Lines of data:
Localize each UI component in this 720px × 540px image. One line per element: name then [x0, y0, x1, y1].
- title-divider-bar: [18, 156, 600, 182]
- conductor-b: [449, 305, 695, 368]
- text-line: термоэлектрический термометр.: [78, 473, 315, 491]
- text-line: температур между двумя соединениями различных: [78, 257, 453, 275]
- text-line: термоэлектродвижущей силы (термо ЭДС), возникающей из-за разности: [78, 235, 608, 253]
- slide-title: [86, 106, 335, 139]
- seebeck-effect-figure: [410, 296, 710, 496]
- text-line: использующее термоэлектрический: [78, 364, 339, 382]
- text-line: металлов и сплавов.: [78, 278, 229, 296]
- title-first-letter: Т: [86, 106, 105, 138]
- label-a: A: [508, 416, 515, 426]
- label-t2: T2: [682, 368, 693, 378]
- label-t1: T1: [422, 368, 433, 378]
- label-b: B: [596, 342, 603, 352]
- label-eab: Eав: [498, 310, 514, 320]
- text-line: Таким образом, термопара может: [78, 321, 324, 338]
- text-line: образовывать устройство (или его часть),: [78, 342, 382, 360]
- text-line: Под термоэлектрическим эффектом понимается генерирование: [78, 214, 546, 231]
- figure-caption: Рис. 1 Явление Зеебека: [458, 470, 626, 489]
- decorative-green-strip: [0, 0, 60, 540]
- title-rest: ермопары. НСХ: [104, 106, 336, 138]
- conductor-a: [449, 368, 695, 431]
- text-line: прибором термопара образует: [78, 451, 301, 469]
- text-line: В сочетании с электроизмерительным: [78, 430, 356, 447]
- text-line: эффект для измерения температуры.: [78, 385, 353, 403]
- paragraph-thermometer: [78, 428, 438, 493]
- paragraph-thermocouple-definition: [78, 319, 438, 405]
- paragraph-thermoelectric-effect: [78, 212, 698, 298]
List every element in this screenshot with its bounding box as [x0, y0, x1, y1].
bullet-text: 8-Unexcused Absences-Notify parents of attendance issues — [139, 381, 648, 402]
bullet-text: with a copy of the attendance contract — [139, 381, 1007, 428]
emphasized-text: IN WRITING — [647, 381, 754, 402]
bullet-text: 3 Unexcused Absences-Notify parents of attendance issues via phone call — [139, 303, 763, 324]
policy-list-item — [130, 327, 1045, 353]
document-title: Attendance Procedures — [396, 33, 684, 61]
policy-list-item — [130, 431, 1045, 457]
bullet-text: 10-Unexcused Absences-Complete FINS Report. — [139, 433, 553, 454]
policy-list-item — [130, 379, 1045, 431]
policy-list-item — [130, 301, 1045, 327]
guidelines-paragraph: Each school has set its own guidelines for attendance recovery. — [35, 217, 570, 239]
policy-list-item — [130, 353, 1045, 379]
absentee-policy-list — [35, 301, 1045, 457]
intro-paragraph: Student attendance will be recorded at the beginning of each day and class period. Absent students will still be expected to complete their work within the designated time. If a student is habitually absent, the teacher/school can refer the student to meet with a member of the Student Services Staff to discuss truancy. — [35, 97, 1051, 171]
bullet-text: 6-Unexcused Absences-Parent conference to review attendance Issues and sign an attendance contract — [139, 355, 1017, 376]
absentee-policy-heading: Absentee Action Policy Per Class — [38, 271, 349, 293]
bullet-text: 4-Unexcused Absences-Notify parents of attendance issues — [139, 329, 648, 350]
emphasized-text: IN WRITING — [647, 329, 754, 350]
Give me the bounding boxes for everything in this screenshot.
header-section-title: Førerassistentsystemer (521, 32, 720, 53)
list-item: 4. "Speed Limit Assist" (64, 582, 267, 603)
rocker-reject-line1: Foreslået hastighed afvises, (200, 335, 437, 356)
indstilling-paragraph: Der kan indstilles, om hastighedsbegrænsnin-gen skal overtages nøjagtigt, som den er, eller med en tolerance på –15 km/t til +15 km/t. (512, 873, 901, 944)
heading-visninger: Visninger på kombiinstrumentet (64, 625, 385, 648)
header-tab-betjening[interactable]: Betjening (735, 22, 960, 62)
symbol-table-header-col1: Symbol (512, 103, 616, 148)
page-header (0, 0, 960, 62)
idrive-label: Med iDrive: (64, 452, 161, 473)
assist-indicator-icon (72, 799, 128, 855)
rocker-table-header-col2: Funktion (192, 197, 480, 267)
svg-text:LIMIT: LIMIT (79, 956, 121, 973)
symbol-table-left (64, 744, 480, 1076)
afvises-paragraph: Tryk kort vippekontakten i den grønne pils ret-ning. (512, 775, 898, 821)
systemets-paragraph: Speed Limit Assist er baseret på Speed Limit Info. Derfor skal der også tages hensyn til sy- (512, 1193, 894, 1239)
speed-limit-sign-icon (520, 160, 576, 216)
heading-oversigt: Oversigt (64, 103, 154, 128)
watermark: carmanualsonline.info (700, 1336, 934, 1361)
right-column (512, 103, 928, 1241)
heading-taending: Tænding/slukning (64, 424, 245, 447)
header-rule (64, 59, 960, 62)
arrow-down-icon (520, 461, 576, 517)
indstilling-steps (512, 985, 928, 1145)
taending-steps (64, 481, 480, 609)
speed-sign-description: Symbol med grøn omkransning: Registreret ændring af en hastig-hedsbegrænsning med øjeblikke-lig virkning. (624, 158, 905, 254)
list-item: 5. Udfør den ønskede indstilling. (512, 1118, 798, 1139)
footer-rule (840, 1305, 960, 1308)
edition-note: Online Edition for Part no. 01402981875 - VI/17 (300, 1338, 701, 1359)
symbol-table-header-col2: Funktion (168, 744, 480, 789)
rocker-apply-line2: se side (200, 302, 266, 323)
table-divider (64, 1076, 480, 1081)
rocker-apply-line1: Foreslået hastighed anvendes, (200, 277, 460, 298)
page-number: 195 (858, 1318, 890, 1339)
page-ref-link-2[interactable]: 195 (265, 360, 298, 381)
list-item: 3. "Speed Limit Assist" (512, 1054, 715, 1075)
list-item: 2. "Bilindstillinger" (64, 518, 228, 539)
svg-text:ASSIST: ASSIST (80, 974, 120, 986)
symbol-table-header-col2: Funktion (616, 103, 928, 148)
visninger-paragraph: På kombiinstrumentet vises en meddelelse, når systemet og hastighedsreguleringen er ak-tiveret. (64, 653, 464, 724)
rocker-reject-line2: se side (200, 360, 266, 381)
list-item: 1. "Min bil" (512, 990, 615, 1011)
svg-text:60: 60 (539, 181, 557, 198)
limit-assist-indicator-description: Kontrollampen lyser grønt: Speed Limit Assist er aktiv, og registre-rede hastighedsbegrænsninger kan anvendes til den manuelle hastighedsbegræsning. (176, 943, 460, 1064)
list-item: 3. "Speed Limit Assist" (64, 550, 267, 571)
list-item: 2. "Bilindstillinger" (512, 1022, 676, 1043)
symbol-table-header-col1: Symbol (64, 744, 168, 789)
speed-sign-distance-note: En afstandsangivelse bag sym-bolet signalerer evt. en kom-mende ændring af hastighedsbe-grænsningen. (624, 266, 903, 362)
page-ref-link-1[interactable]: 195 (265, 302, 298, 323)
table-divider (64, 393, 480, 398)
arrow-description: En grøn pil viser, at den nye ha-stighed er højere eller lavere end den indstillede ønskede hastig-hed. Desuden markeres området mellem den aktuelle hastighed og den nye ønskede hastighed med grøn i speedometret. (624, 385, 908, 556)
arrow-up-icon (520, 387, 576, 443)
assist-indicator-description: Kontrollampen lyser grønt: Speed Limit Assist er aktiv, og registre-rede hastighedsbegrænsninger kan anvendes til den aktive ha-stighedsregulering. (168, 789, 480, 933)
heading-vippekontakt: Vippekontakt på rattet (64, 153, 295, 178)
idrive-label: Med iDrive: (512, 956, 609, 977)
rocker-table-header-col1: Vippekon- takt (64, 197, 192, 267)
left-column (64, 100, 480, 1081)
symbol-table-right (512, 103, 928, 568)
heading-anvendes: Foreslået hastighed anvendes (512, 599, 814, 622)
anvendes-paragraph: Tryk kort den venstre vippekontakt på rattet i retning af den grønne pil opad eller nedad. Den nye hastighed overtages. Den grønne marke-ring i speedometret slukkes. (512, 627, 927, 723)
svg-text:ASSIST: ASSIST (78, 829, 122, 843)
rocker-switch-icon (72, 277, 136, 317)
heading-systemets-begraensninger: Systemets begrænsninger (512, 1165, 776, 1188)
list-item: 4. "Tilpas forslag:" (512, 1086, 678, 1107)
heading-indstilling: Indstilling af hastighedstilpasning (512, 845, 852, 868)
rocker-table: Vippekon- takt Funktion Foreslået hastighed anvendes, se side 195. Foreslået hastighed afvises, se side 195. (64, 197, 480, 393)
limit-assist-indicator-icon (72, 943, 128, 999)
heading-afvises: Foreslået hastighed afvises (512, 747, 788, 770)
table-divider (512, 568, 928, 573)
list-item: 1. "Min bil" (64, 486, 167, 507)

:: Exercise ::
Reproduce the entries from the very first line down to and including the line holding "policy-list-item — [130, 431, 1045, 457]".

:: Output ::
Localize each UI component in this 720px × 540px image. One line per element: name then [x0, y0, x1, y1].
- title-divider-bar: [18, 156, 600, 182]
- conductor-b: [449, 305, 695, 368]
- text-line: термоэлектрический термометр.: [78, 473, 315, 491]
- text-line: температур между двумя соединениями различных: [78, 257, 453, 275]
- text-line: термоэлектродвижущей силы (термо ЭДС), возникающей из-за разности: [78, 235, 608, 253]
- slide-title: [86, 106, 335, 139]
- seebeck-effect-figure: [410, 296, 710, 496]
- text-line: использующее термоэлектрический: [78, 364, 339, 382]
- text-line: металлов и сплавов.: [78, 278, 229, 296]
- title-first-letter: Т: [86, 106, 105, 138]
- label-a: A: [508, 416, 515, 426]
- label-t2: T2: [682, 368, 693, 378]
- label-t1: T1: [422, 368, 433, 378]
- label-b: B: [596, 342, 603, 352]
- label-eab: Eав: [498, 310, 514, 320]
- text-line: Таким образом, термопара может: [78, 321, 324, 338]
- text-line: образовывать устройство (или его часть),: [78, 342, 382, 360]
- text-line: Под термоэлектрическим эффектом понимается генерирование: [78, 214, 546, 231]
- figure-caption: Рис. 1 Явление Зеебека: [458, 470, 626, 489]
- decorative-green-strip: [0, 0, 60, 540]
- title-rest: ермопары. НСХ: [104, 106, 336, 138]
- conductor-a: [449, 368, 695, 431]
- text-line: прибором термопара образует: [78, 451, 301, 469]
- text-line: В сочетании с электроизмерительным: [78, 430, 356, 447]
- text-line: эффект для измерения температуры.: [78, 385, 353, 403]
- paragraph-thermometer: [78, 428, 438, 493]
- paragraph-thermocouple-definition: [78, 319, 438, 405]
- paragraph-thermoelectric-effect: [78, 212, 698, 298]
List every element in this screenshot with its bounding box as [x0, y0, x1, y1].
bullet-text: 8-Unexcused Absences-Notify parents of attendance issues — [139, 381, 648, 402]
bullet-text: with a copy of the attendance contract — [139, 381, 1007, 428]
emphasized-text: IN WRITING — [647, 381, 754, 402]
bullet-text: 3 Unexcused Absences-Notify parents of attendance issues via phone call — [139, 303, 763, 324]
policy-list-item — [130, 327, 1045, 353]
document-title: Attendance Procedures — [396, 33, 684, 61]
policy-list-item — [130, 431, 1045, 457]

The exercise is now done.